• **Work instructions**:
The entries below are to be repeated exactly as they stand.

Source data
+ + +

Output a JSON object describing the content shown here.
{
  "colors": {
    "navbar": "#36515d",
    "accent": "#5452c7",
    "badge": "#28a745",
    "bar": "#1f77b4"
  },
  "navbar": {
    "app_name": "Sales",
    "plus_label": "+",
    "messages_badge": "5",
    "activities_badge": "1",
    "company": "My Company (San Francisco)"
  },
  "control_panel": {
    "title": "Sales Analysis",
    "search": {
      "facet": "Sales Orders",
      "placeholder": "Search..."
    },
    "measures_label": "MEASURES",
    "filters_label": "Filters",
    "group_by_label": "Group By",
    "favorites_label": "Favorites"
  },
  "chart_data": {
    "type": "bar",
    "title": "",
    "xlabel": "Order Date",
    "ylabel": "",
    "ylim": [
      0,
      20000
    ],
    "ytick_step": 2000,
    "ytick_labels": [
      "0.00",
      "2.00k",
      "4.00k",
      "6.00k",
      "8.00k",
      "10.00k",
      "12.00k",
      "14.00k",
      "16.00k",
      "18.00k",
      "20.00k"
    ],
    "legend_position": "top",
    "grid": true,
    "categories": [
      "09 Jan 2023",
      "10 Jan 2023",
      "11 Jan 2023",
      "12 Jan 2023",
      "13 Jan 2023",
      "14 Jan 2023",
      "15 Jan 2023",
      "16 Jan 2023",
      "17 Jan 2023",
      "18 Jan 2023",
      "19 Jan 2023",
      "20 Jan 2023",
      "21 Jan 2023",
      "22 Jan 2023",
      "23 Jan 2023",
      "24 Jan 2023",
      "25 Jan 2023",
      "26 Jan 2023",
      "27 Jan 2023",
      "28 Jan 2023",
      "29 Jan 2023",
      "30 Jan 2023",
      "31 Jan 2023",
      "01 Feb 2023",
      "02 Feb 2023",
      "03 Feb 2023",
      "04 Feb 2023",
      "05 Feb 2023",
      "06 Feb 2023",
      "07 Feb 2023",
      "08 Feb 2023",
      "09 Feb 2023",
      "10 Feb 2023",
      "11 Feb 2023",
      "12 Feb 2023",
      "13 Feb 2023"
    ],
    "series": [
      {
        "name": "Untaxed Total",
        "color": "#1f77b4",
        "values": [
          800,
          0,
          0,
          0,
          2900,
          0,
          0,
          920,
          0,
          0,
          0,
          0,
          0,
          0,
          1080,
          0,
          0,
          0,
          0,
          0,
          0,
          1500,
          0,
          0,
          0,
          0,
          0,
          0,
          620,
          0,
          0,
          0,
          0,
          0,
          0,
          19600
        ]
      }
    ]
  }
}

+ + +

• **Solution for this task**:
Output a JSON object describing the content shown here.
{
  "colors": {
    "navbar": "#36515d",
    "accent": "#5452c7",
    "badge": "#28a745",
    "bar": "#1f77b4"
  },
  "navbar": {
    "app_name": "Sales",
    "plus_label": "+",
    "messages_badge": "5",
    "activities_badge": "1",
    "company": "My Company (San Francisco)"
  },
  "control_panel": {
    "title": "Sales Analysis",
    "search": {
      "facet": "Sales Orders",
      "placeholder": "Search..."
    },
    "measures_label": "MEASURES",
    "filters_label": "Filters",
    "group_by_label": "Group By",
    "favorites_label": "Favorites"
  },
  "chart_data": {
    "type": "bar",
    "title": "",
    "xlabel": "Order Date",
    "ylabel": "",
    "ylim": [
      0,
      20000
    ],
    "ytick_step": 2000,
    "ytick_labels": [
      "0.00",
      "2.00k",
      "4.00k",
      "6.00k",
      "8.00k",
      "10.00k",
      "12.00k",
      "14.00k",
      "16.00k",
      "18.00k",
      "20.00k"
    ],
    "legend_position": "top",
    "grid": true,
    "categories": [
      "09 Jan 2023",
      "10 Jan 2023",
      "11 Jan 2023",
      "12 Jan 2023",
      "13 Jan 2023",
      "14 Jan 2023",
      "15 Jan 2023",
      "16 Jan 2023",
      "17 Jan 2023",
      "18 Jan 2023",
      "19 Jan 2023",
      "20 Jan 2023",
      "21 Jan 2023",
      "22 Jan 2023",
      "23 Jan 2023",
      "24 Jan 2023",
      "25 Jan 2023",
      "26 Jan 2023",
      "27 Jan 2023",
      "28 Jan 2023",
      "29 Jan 2023",
      "30 Jan 2023",
      "31 Jan 2023",
      "01 Feb 2023",
      "02 Feb 2023",
      "03 Feb 2023",
      "04 Feb 2023",
      "05 Feb 2023",
      "06 Feb 2023",
      "07 Feb 2023",
      "08 Feb 2023",
      "09 Feb 2023",
      "10 Feb 2023",
      "11 Feb 2023",
      "12 Feb 2023",
      "13 Feb 2023"
    ],
    "series": [
      {
        "name": "Untaxed Total",
        "color": "#1f77b4",
        "values": [
          800,
          0,
          0,
          0,
          2900,
          0,
          0,
          920,
          0,
          0,
          0,
          0,
          0,
          0,
          1080,
          0,
          0,
          0,
          0,
          0,
          0,
          1500,
          0,
          0,
          0,
          0,
          0,
          0,
          620,
          0,
          0,
          0,
          0,
          0,
          0,
          19600
        ]
      }
    ]
  }
}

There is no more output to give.